Out of the lines below, please list those that hold the string "ahead".

Dataset listings of figures
══════════

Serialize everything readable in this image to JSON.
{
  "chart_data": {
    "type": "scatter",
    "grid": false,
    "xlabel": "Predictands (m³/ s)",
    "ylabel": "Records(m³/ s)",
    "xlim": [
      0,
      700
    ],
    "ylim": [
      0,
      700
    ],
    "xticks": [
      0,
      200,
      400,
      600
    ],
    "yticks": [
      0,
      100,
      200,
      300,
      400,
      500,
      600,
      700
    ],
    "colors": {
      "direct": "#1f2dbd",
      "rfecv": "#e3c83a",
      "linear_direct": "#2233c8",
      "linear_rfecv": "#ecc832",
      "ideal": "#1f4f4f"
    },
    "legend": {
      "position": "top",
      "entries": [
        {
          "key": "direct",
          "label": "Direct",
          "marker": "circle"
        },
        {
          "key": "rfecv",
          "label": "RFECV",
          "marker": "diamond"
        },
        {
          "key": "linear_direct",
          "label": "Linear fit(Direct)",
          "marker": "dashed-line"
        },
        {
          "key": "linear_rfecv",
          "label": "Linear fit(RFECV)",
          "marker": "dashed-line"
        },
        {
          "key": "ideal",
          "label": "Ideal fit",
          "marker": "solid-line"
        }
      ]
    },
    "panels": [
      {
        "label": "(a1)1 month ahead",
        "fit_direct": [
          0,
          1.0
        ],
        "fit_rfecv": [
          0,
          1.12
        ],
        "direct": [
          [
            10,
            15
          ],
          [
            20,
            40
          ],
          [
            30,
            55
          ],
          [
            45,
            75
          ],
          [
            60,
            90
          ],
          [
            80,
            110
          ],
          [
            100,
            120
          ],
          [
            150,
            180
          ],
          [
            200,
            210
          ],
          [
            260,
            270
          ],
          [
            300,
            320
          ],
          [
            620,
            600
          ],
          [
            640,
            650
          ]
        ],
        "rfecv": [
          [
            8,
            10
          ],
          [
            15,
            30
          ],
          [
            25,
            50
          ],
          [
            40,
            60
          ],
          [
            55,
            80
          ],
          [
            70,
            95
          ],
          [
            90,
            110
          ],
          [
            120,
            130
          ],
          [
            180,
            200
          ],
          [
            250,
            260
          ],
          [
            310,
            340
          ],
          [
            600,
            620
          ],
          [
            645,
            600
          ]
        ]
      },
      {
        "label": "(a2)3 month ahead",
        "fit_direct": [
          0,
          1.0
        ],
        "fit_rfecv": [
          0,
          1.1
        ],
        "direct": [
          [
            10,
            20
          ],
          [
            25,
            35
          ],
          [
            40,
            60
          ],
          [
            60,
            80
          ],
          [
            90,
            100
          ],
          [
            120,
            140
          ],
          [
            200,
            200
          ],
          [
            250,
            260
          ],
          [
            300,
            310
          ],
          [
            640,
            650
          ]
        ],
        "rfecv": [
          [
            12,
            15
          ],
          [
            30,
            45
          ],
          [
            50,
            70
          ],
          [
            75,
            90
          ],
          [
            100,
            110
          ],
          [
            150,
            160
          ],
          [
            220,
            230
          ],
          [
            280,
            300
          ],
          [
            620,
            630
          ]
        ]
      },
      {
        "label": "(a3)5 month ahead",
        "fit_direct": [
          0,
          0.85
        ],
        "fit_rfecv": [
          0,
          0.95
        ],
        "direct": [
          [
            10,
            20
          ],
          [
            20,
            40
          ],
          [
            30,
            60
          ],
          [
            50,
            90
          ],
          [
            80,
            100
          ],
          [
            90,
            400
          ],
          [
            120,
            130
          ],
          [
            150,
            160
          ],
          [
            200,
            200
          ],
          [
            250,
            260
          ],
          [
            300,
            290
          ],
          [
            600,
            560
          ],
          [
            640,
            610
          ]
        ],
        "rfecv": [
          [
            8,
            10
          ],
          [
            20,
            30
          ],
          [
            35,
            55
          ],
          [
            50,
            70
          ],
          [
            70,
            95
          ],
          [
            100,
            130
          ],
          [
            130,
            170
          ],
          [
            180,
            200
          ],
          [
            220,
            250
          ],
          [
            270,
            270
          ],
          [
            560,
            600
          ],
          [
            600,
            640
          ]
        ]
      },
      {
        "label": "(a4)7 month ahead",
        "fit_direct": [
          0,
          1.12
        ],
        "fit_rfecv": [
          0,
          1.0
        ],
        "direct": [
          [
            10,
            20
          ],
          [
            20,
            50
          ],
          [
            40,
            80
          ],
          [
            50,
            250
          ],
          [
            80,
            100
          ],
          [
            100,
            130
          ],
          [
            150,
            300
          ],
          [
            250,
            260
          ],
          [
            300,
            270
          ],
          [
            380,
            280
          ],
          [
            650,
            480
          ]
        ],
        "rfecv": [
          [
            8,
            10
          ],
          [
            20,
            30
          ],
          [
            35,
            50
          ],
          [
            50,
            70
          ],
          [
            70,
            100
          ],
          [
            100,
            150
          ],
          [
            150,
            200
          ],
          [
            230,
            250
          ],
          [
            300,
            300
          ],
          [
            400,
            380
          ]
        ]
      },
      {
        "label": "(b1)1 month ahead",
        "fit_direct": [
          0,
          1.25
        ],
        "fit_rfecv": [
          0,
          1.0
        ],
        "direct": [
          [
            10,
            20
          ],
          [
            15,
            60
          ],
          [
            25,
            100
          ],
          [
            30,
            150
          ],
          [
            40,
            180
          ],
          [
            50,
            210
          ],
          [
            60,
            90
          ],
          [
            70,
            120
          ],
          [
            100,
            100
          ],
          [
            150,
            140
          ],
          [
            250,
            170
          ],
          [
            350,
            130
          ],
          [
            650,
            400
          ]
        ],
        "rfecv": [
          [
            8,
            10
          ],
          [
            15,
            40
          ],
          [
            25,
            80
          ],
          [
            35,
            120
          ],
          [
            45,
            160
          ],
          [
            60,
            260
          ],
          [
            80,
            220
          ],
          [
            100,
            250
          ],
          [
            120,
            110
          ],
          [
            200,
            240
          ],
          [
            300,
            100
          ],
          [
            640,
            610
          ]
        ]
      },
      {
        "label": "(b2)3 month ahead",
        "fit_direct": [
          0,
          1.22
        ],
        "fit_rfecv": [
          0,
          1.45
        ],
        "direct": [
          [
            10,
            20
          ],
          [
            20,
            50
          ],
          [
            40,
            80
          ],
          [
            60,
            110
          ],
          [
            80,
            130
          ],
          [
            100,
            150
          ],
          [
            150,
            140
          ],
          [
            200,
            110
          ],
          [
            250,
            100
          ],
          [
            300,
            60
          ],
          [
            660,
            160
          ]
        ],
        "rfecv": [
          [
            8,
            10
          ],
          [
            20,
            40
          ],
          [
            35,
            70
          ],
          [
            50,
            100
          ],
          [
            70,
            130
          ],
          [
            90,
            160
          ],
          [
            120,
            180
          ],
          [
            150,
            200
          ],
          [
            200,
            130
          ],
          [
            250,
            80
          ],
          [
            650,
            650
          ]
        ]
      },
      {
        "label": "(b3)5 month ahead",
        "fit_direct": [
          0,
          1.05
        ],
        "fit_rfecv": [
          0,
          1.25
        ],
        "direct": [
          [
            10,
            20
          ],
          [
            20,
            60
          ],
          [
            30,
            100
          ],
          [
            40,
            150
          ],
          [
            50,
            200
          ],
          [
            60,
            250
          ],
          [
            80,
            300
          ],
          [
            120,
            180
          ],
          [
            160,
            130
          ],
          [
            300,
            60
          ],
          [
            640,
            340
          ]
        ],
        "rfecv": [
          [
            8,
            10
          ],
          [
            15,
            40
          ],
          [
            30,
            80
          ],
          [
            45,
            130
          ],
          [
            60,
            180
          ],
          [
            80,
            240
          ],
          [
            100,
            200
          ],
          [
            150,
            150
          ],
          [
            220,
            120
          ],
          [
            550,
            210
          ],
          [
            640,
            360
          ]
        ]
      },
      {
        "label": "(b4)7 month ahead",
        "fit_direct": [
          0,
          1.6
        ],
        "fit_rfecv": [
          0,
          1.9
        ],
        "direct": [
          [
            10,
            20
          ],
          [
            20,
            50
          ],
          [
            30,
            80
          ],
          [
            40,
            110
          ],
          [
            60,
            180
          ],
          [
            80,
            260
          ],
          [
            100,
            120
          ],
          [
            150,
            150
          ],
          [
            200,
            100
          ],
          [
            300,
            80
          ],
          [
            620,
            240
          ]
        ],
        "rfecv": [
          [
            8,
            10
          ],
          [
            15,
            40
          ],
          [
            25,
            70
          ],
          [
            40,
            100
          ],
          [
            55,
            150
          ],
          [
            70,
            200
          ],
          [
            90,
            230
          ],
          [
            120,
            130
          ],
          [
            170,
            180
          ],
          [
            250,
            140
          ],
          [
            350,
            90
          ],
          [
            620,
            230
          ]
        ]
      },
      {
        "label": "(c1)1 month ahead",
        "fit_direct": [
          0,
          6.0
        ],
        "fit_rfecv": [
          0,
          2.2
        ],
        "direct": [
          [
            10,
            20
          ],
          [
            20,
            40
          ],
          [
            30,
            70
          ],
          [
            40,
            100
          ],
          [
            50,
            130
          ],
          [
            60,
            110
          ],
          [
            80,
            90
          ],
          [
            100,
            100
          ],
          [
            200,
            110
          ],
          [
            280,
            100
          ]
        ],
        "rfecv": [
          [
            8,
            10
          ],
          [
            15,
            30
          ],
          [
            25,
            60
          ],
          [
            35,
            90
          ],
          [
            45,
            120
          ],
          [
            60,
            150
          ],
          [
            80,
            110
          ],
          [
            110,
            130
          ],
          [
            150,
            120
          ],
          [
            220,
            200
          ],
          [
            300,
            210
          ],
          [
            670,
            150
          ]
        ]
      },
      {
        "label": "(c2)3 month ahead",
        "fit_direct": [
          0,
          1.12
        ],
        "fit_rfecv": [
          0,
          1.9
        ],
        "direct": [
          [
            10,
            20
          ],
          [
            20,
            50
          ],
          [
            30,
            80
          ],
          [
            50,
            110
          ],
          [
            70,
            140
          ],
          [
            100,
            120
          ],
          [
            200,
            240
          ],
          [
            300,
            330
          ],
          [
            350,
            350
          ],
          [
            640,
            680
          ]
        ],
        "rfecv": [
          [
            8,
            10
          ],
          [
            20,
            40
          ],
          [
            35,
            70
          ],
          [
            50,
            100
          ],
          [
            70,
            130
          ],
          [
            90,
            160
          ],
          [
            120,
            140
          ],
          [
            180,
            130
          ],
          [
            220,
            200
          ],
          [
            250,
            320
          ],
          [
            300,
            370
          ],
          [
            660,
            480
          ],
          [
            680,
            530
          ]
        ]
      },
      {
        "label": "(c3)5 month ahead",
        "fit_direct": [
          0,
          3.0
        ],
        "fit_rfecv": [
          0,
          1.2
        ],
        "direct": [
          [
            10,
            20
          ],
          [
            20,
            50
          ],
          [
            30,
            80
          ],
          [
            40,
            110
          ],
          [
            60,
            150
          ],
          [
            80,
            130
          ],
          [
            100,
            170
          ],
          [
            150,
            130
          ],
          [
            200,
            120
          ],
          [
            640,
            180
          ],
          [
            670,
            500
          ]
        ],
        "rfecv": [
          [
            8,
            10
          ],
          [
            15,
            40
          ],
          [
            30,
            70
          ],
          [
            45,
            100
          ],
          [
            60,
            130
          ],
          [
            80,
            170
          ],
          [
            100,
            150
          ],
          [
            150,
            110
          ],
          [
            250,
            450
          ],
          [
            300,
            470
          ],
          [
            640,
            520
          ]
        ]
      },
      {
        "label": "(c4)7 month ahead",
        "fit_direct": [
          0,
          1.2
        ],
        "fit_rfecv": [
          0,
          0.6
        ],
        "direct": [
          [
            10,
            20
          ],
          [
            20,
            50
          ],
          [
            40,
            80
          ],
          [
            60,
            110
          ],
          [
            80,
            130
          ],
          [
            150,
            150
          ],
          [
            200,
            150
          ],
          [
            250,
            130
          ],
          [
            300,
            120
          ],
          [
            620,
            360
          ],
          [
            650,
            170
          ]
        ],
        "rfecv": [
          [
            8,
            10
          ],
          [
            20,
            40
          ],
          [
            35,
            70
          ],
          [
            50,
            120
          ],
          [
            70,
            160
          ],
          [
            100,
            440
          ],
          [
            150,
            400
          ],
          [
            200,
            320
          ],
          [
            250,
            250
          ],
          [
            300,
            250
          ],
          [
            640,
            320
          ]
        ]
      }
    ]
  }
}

══════════

WRITTEN REPLY:
        "label": "(a1)1 month ahead",
        "label": "(a2)3 month ahead",
        "label": "(a3)5 month ahead",
        "label": "(a4)7 month ahead",
        "label": "(b1)1 month ahead",
        "label": "(b2)3 month ahead",
        "label": "(b3)5 month ahead",
        "label": "(b4)7 month ahead",
        "label": "(c1)1 month ahead",
        "label": "(c2)3 month ahead",
        "label": "(c3)5 month ahead",
        "label": "(c4)7 month ahead",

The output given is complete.